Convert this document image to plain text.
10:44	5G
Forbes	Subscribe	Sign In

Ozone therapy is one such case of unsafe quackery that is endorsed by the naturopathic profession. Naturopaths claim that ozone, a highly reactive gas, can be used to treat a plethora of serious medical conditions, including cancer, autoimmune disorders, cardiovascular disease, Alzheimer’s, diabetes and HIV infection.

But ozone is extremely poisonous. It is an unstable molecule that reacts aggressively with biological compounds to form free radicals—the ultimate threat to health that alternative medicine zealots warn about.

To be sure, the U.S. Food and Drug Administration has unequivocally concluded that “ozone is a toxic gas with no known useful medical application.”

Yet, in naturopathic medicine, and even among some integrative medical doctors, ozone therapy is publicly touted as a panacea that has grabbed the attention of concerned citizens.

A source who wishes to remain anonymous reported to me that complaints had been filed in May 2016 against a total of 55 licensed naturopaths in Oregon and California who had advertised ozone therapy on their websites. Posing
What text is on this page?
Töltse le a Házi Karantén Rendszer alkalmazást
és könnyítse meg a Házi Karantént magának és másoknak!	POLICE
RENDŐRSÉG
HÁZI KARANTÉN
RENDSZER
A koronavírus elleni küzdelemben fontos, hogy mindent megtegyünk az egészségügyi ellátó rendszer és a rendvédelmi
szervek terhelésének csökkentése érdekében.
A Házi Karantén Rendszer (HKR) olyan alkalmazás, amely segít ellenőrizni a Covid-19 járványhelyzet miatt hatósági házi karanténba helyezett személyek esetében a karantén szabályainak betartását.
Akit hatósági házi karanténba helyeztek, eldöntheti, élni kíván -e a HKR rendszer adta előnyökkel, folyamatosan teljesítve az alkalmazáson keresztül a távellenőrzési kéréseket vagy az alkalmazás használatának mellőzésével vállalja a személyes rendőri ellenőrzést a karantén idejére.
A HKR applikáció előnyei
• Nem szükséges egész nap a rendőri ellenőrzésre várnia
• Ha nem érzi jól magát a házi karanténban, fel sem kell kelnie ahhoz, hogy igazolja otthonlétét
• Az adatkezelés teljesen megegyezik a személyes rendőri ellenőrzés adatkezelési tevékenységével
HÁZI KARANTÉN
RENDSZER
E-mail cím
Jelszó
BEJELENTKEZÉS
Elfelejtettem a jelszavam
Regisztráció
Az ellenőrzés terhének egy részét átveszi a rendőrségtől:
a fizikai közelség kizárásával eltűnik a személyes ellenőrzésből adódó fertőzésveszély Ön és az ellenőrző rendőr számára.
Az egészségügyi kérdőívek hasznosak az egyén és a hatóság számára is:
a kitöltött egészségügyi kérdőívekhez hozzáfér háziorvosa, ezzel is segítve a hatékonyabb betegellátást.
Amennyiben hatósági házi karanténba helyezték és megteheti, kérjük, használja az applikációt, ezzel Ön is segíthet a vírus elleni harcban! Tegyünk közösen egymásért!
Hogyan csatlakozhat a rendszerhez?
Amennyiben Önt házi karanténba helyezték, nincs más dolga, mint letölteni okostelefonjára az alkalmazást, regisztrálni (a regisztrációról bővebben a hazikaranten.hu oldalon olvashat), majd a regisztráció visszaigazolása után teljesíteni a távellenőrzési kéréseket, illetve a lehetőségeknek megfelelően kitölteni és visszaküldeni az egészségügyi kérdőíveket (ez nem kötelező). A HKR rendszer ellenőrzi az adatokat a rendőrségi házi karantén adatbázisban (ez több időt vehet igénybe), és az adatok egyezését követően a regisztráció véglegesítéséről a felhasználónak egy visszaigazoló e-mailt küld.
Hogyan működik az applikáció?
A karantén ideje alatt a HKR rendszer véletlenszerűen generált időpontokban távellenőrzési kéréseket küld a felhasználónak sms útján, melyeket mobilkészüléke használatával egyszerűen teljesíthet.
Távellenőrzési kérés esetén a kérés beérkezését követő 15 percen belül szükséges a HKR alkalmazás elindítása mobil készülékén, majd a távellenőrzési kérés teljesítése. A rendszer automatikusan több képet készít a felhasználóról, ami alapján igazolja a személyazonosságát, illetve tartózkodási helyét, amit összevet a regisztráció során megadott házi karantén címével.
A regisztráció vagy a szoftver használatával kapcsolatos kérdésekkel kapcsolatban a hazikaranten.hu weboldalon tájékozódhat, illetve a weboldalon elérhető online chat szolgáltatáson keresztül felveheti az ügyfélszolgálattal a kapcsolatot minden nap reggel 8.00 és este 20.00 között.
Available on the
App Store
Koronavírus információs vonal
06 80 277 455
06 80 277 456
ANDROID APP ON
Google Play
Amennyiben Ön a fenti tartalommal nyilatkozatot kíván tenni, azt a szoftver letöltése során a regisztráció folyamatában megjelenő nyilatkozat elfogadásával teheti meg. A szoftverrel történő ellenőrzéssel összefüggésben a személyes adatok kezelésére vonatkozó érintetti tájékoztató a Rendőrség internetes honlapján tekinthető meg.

+++++

◆ EXERCISE ◆
Word for word, quote all of the data above.

◆ WRITTEN RESPONSE ◆
Convert this document image to plain text.
10:44	5G
Forbes	Subscribe	Sign In

Ozone therapy is one such case of unsafe quackery that is endorsed by the naturopathic profession. Naturopaths claim that ozone, a highly reactive gas, can be used to treat a plethora of serious medical conditions, including cancer, autoimmune disorders, cardiovascular disease, Alzheimer’s, diabetes and HIV infection.

But ozone is extremely poisonous. It is an unstable molecule that reacts aggressively with biological compounds to form free radicals—the ultimate threat to health that alternative medicine zealots warn about.

To be sure, the U.S. Food and Drug Administration has unequivocally concluded that “ozone is a toxic gas with no known useful medical application.”

Yet, in naturopathic medicine, and even among some integrative medical doctors, ozone therapy is publicly touted as a panacea that has grabbed the attention of concerned citizens.

A source who wishes to remain anonymous reported to me that complaints had been filed in May 2016 against a total of 55 licensed naturopaths in Oregon and California who had advertised ozone therapy on their websites. Posing
What text is on this page?
Töltse le a Házi Karantén Rendszer alkalmazást
és könnyítse meg a Házi Karantént magának és másoknak!	POLICE
RENDŐRSÉG
HÁZI KARANTÉN
RENDSZER
A koronavírus elleni küzdelemben fontos, hogy mindent megtegyünk az egészségügyi ellátó rendszer és a rendvédelmi
szervek terhelésének csökkentése érdekében.
A Házi Karantén Rendszer (HKR) olyan alkalmazás, amely segít ellenőrizni a Covid-19 járványhelyzet miatt hatósági házi karanténba helyezett személyek esetében a karantén szabályainak betartását.
Akit hatósági házi karanténba helyeztek, eldöntheti, élni kíván -e a HKR rendszer adta előnyökkel, folyamatosan teljesítve az alkalmazáson keresztül a távellenőrzési kéréseket vagy az alkalmazás használatának mellőzésével vállalja a személyes rendőri ellenőrzést a karantén idejére.
A HKR applikáció előnyei
• Nem szükséges egész nap a rendőri ellenőrzésre várnia
• Ha nem érzi jól magát a házi karanténban, fel sem kell kelnie ahhoz, hogy igazolja otthonlétét
• Az adatkezelés teljesen megegyezik a személyes rendőri ellenőrzés adatkezelési tevékenységével
HÁZI KARANTÉN
RENDSZER
E-mail cím
Jelszó
BEJELENTKEZÉS
Elfelejtettem a jelszavam
Regisztráció
Az ellenőrzés terhének egy részét átveszi a rendőrségtől:
a fizikai közelség kizárásával eltűnik a személyes ellenőrzésből adódó fertőzésveszély Ön és az ellenőrző rendőr számára.
Az egészségügyi kérdőívek hasznosak az egyén és a hatóság számára is:
a kitöltött egészségügyi kérdőívekhez hozzáfér háziorvosa, ezzel is segítve a hatékonyabb betegellátást.
Amennyiben hatósági házi karanténba helyezték és megteheti, kérjük, használja az applikációt, ezzel Ön is segíthet a vírus elleni harcban! Tegyünk közösen egymásért!
Hogyan csatlakozhat a rendszerhez?
Amennyiben Önt házi karanténba helyezték, nincs más dolga, mint letölteni okostelefonjára az alkalmazást, regisztrálni (a regisztrációról bővebben a hazikaranten.hu oldalon olvashat), majd a regisztráció visszaigazolása után teljesíteni a távellenőrzési kéréseket, illetve a lehetőségeknek megfelelően kitölteni és visszaküldeni az egészségügyi kérdőíveket (ez nem kötelező). A HKR rendszer ellenőrzi az adatokat a rendőrségi házi karantén adatbázisban (ez több időt vehet igénybe), és az adatok egyezését követően a regisztráció véglegesítéséről a felhasználónak egy visszaigazoló e-mailt küld.
Hogyan működik az applikáció?
A karantén ideje alatt a HKR rendszer véletlenszerűen generált időpontokban távellenőrzési kéréseket küld a felhasználónak sms útján, melyeket mobilkészüléke használatával egyszerűen teljesíthet.
Távellenőrzési kérés esetén a kérés beérkezését követő 15 percen belül szükséges a HKR alkalmazás elindítása mobil készülékén, majd a távellenőrzési kérés teljesítése. A rendszer automatikusan több képet készít a felhasználóról, ami alapján igazolja a személyazonosságát, illetve tartózkodási helyét, amit összevet a regisztráció során megadott házi karantén címével.
A regisztráció vagy a szoftver használatával kapcsolatos kérdésekkel kapcsolatban a hazikaranten.hu weboldalon tájékozódhat, illetve a weboldalon elérhető online chat szolgáltatáson keresztül felveheti az ügyfélszolgálattal a kapcsolatot minden nap reggel 8.00 és este 20.00 között.
Available on the
App Store
Koronavírus információs vonal
06 80 277 455
06 80 277 456
ANDROID APP ON
Google Play
Amennyiben Ön a fenti tartalommal nyilatkozatot kíván tenni, azt a szoftver letöltése során a regisztráció folyamatában megjelenő nyilatkozat elfogadásával teheti meg. A szoftverrel történő ellenőrzéssel összefüggésben a személyes adatok kezelésére vonatkozó érintetti tájékoztató a Rendőrség internetes honlapján tekinthető meg.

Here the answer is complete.